# PASSAGE:
= = =
She’s been an advocate for her instrument ever since taking up the viola at the age of eight, calling it “the imperfect instrument” in the sense of having something uniquely expressive to offer to music listeners and performers, winning “firsts” in performance prizes for the viola in various international competitions, making acclaimed recordings, and working with some of the world’s most prestigious and legendary musicians , such as the Beaux Arts Trio and the Alban Berg Quartet.

In this concert she was heard as a soloist (all too briefly) in György Kurtág’s Three pieces for Viola Solo, and then as a duettist with pianist Jian Liu in Schuman’s Märchenbilder  (Fairytale Pictures) and Brahms’ Scherzo from the “F-A-E” Sonata. Finally, she joined Te Koki Trio in a heartfelt performance of Brahms’ Third Piano Trio in C Minor, to which the subtitle  “Werther” is often added, due to the composer’s own insistence that the music is about the fate of the character in Goethe’s eponymous novel. Throughout her performances the printed programme’s “Washington Post” quotation – “an opal-like beauty” – from a review of Stumm’s playing, repeatedly came to my mind.
= = =
# AIM OF THE EXERCISE:
Translate this sentence from the concert review into French: "Throughout her performances the printed programme’s “Washington Post” quotation – “an opal-like beauty” – from a review of Stumm’s playing, repeatedly came to my mind." Work only from the concert review above.
= = =
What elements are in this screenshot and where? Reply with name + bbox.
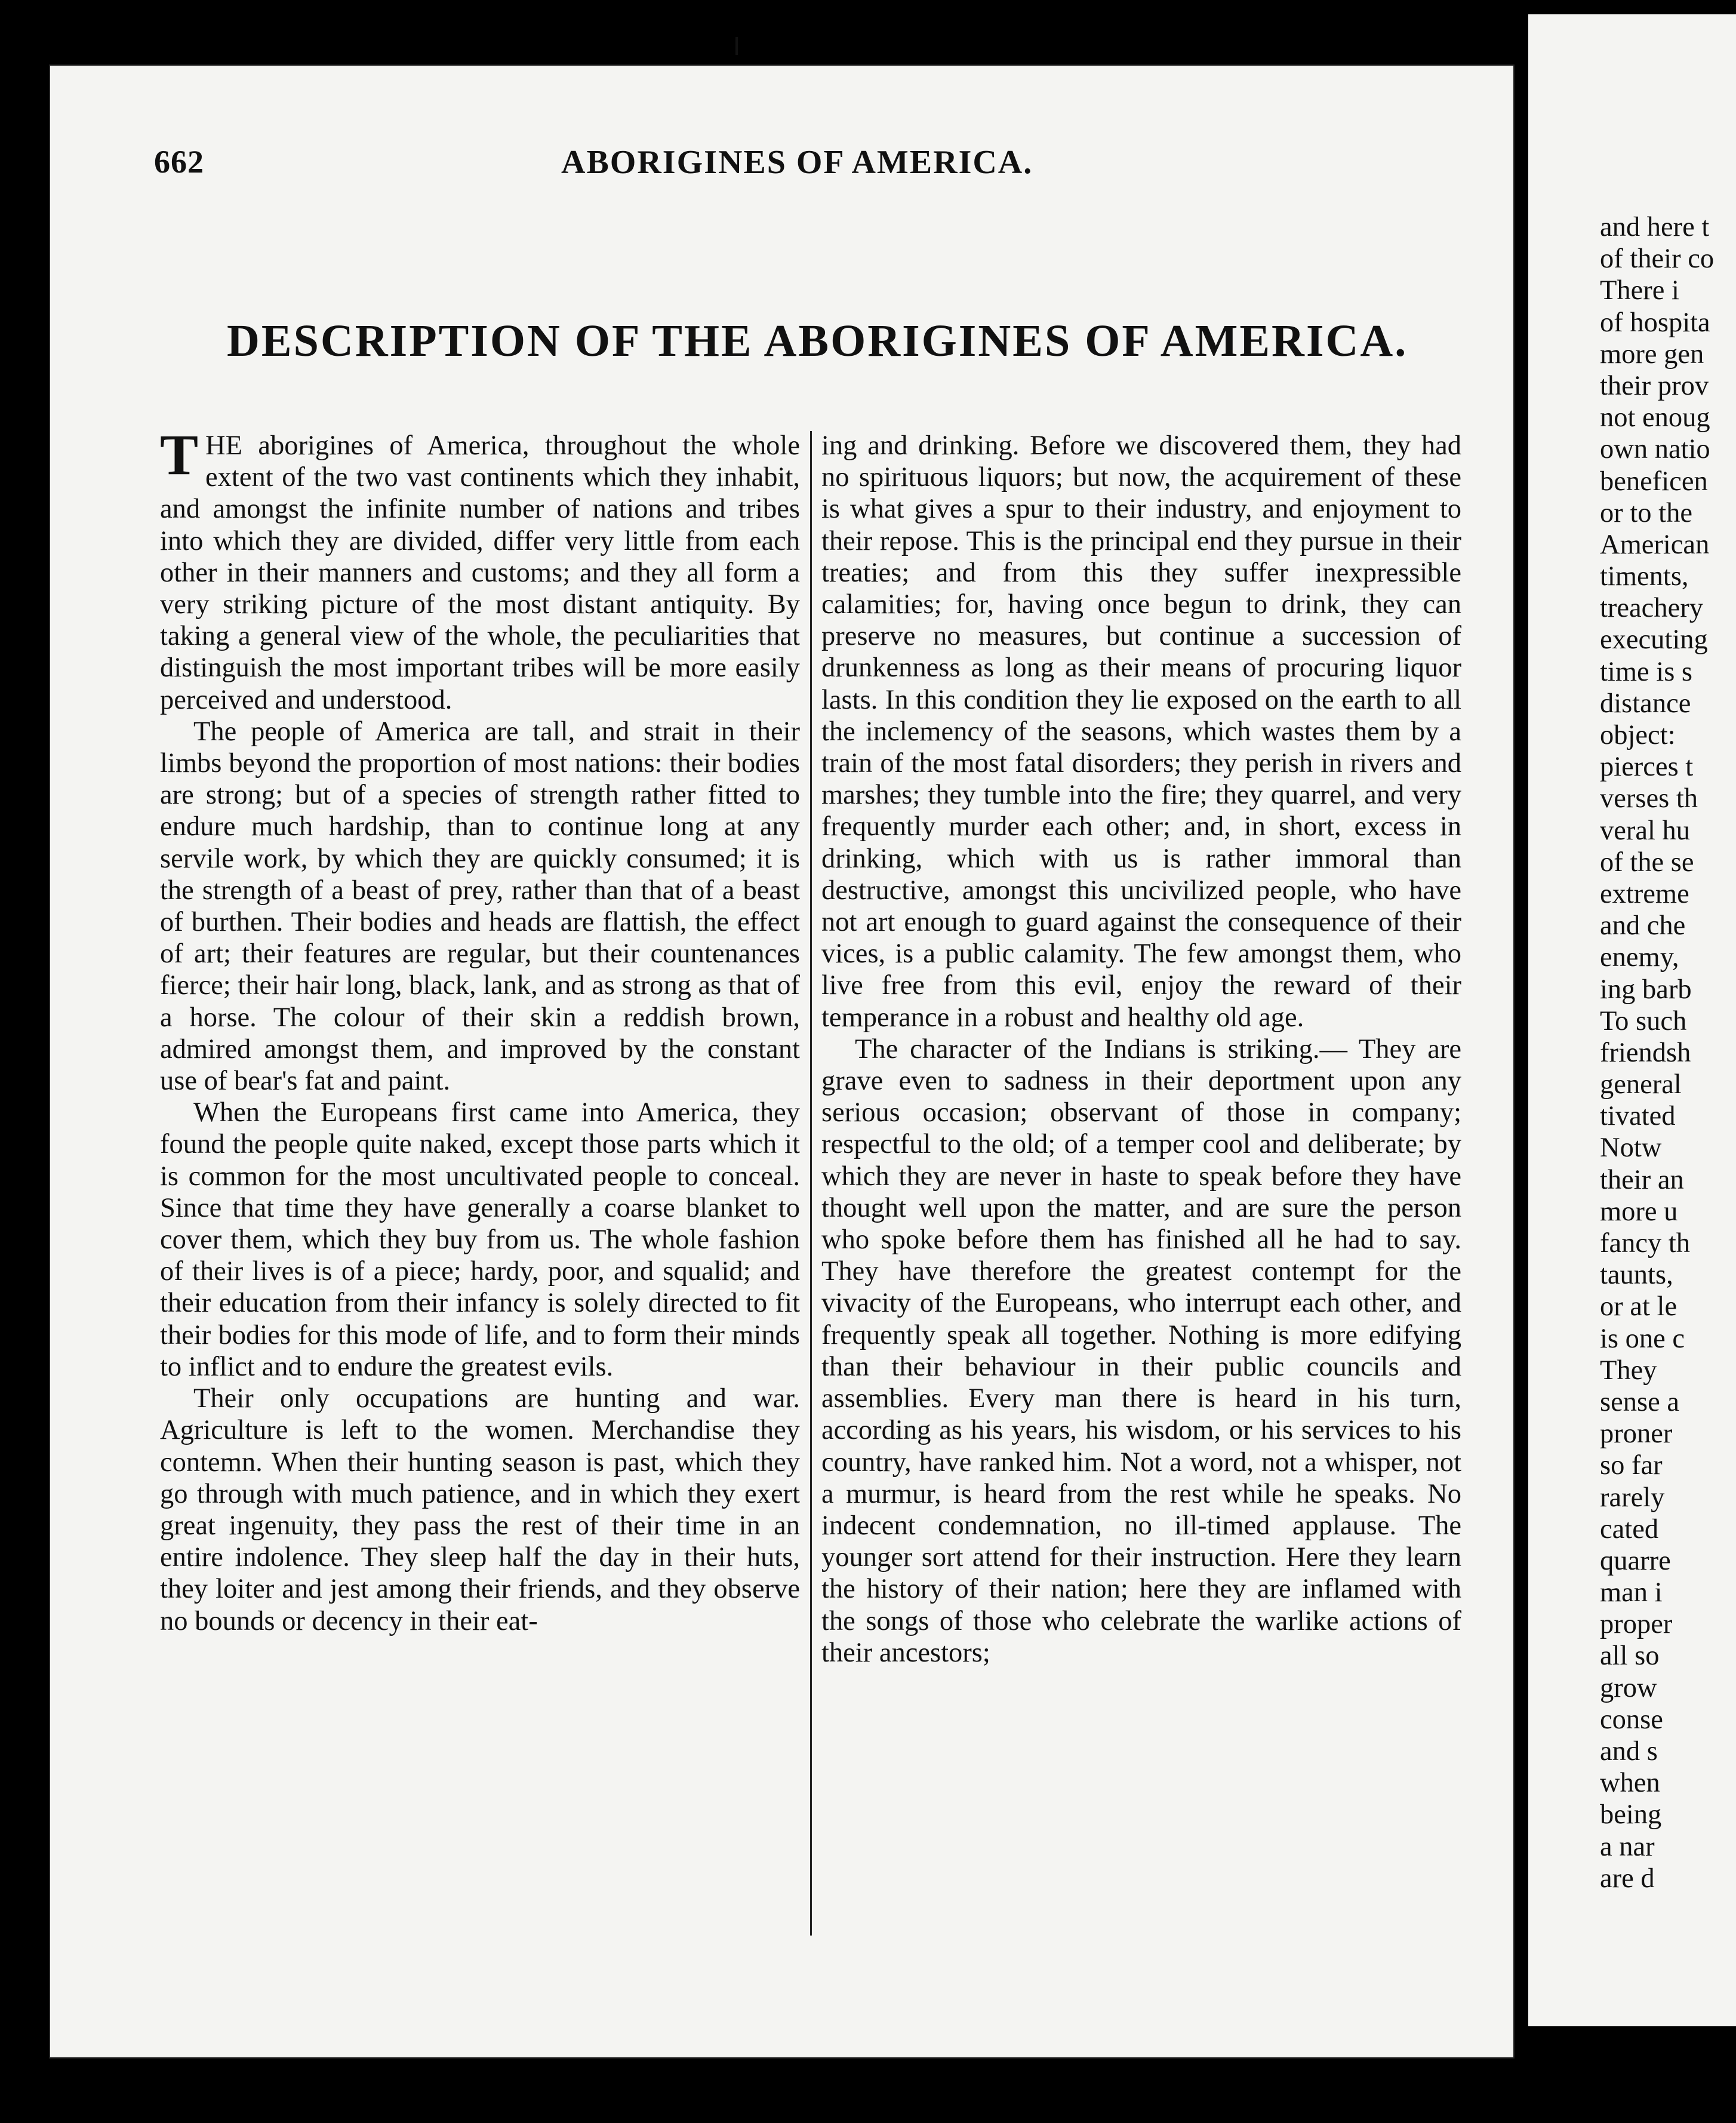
adjacent-line: They <box>1600 1355 1657 1386</box>
adjacent-line: timents, <box>1600 561 1689 592</box>
paragraph: The people of America are tall, and strait in their limbs beyond the proportion of most nations: their bodies are strong; but of a species of strength rather fitted to endure much hardship, than to continue long at any servile work, by which they are quickly consumed; it is the strength of a beast of prey, rather than that of a beast of burthen. Their bodies and heads are flattish, the effect of art; their features are regular, but their countenances fierce; their hair long, black, lank, and as strong as that of a horse. The colour of their skin a reddish brown, admired amongst them, and improved by the constant use of bear's fat and paint. <box>160 716 800 1097</box>
right-column <box>821 430 1461 1669</box>
adjacent-page-text <box>1600 211 1736 1894</box>
paragraph: Their only occupations are hunting and war. Agriculture is left to the women. Merchandise they contemn. When their hunting season is past, which they go through with much patience, and in which they exert great ingenuity, they pass the rest of their time in an entire indolence. They sleep half the day in their huts, they loiter and jest among their friends, and they observe no bounds or decency in their eat- <box>160 1383 800 1636</box>
adjacent-line: their prov <box>1600 370 1709 401</box>
adjacent-line: cated <box>1600 1513 1659 1544</box>
adjacent-line: general <box>1600 1069 1682 1100</box>
adjacent-line: and here t <box>1600 212 1710 242</box>
adjacent-line: tivated <box>1600 1101 1676 1132</box>
adjacent-line: To such <box>1600 1005 1687 1036</box>
adjacent-line: when <box>1600 1768 1660 1799</box>
adjacent-line: all so <box>1600 1641 1660 1672</box>
adjacent-line: or at le <box>1600 1291 1677 1322</box>
adjacent-line: verses th <box>1600 783 1698 814</box>
drop-cap: T <box>160 423 199 487</box>
adjacent-line: ing barb <box>1600 974 1692 1005</box>
left-column <box>160 423 800 1637</box>
adjacent-page <box>1528 14 1736 2026</box>
adjacent-line: distance <box>1600 688 1691 719</box>
adjacent-line: executing <box>1600 624 1708 656</box>
adjacent-line: so far <box>1600 1450 1663 1481</box>
page-number: 662 <box>154 144 204 180</box>
adjacent-line: and s <box>1600 1736 1658 1767</box>
adjacent-line: beneficen <box>1600 466 1708 497</box>
adjacent-line: man i <box>1600 1577 1663 1608</box>
adjacent-line: being <box>1600 1799 1662 1830</box>
adjacent-line: or to the <box>1600 497 1692 528</box>
adjacent-line: of the se <box>1600 847 1694 878</box>
adjacent-line: taunts, <box>1600 1260 1673 1291</box>
adjacent-line: veral hu <box>1600 815 1691 846</box>
adjacent-line: more gen <box>1600 339 1704 370</box>
adjacent-line: of hospita <box>1600 307 1710 338</box>
article-title: DESCRIPTION OF THE ABORIGINES OF AMERICA. <box>227 316 1408 366</box>
adjacent-line: own natio <box>1600 434 1710 465</box>
adjacent-line: more u <box>1600 1196 1678 1227</box>
adjacent-line: friendsh <box>1600 1037 1691 1068</box>
adjacent-line: quarre <box>1600 1545 1671 1576</box>
binding-mark <box>735 37 738 55</box>
adjacent-line: fancy th <box>1600 1228 1691 1259</box>
adjacent-line: There i <box>1600 275 1679 306</box>
adjacent-line: object: <box>1600 720 1676 750</box>
adjacent-line: enemy, <box>1600 942 1679 973</box>
adjacent-line: are d <box>1600 1863 1655 1894</box>
adjacent-line: is one c <box>1600 1323 1685 1354</box>
adjacent-line: pierces t <box>1600 752 1694 783</box>
adjacent-line: proper <box>1600 1609 1673 1640</box>
adjacent-line: time is s <box>1600 656 1693 687</box>
paragraph: The character of the Indians is striking.— They are grave even to sadness in their deportment upon any serious occasion; observant of those in company; respectful to the old; of a temper cool and deliberate; by which they are never in haste to speak before they have thought well upon the matter, and are sure the person who spoke before them has finished all he had to say. They have therefore the greatest contempt for the vivacity of the Europeans, who interrupt each other, and frequently speak all together. Nothing is more edifying than their behaviour in their public councils and assemblies. Every man there is heard in his turn, according as his years, his wisdom, or his services to his country, have ranked him. Not a word, not a whisper, not a murmur, is heard from the rest while he speaks. No indecent condemnation, no ill-timed applause. The younger sort attend for their instruction. Here they learn the history of their nation; here they are inflamed with the songs of those who celebrate the warlike actions of their ancestors; <box>821 1033 1461 1668</box>
adjacent-line: of their co <box>1600 244 1715 275</box>
adjacent-line: treachery <box>1600 593 1703 624</box>
adjacent-line: their an <box>1600 1164 1684 1195</box>
adjacent-line: sense a <box>1600 1386 1679 1417</box>
column-divider <box>810 431 812 1936</box>
adjacent-line: rarely <box>1600 1482 1665 1513</box>
adjacent-line: proner <box>1600 1419 1673 1450</box>
adjacent-line: and che <box>1600 910 1686 941</box>
running-title: ABORIGINES OF AMERICA. <box>561 144 1033 181</box>
adjacent-line: not enoug <box>1600 402 1710 433</box>
paragraph: ing and drinking. Before we discovered them, they had no spirituous liquors; but now, the acquirement of these is what gives a spur to their industry, and enjoyment to their repose. This is the principal end they pursue in their treaties; and from this they suffer inexpressible calamities; for, having once begun to drink, they can preserve no measures, but continue a succession of drunkenness as long as their means of procuring liquor lasts. In this condition they lie exposed on the earth to all the inclemency of the seasons, which wastes them by a train of the most fatal disorders; they perish in rivers and marshes; they tumble into the fire; they quarrel, and very frequently murder each other; and, in short, excess in drinking, which with us is rather immoral than destructive, amongst this uncivilized people, who have not art enough to guard against the consequence of their vices, is a public calamity. The few amongst them, who live free from this evil, enjoy the reward of their temperance in a robust and healthy old age. <box>821 430 1461 1033</box>
paragraph: When the Europeans first came into America, they found the people quite naked, except those parts which it is common for the most uncultivated people to conceal. Since that time they have generally a coarse blanket to cover them, which they buy from us. The whole fashion of their lives is of a piece; hardy, poor, and squalid; and their education from their infancy is solely directed to fit their bodies for this mode of life, and to form their minds to inflict and to endure the greatest evils. <box>160 1097 800 1382</box>
adjacent-line: extreme <box>1600 878 1689 909</box>
adjacent-line: Notw <box>1600 1133 1662 1164</box>
adjacent-line: a nar <box>1600 1831 1655 1862</box>
adjacent-line: American <box>1600 529 1710 560</box>
adjacent-line: grow <box>1600 1672 1657 1703</box>
paragraph <box>160 423 800 716</box>
paragraph-text: HE aborigines of America, throughout the whole extent of the two vast continents which they inhabit, and amongst the infinite number of nations and tribes into which they are divided, differ very little from each other in their manners and customs; and they all form a very striking picture of the most distant antiquity. By taking a general view of the whole, the peculiarities that distinguish the most important tribes will be more easily perceived and understood. <box>160 430 800 715</box>
adjacent-line: conse <box>1600 1704 1663 1735</box>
= = =
# FINAL RESULT:
Tout au long de ses interprétations, la citation du « Washington Post » figurant dans le programme imprimé – « une beauté semblable à l'opale » –, tirée d'une critique du jeu de Stumm, m'est revenue à l'esprit à plusieurs reprises.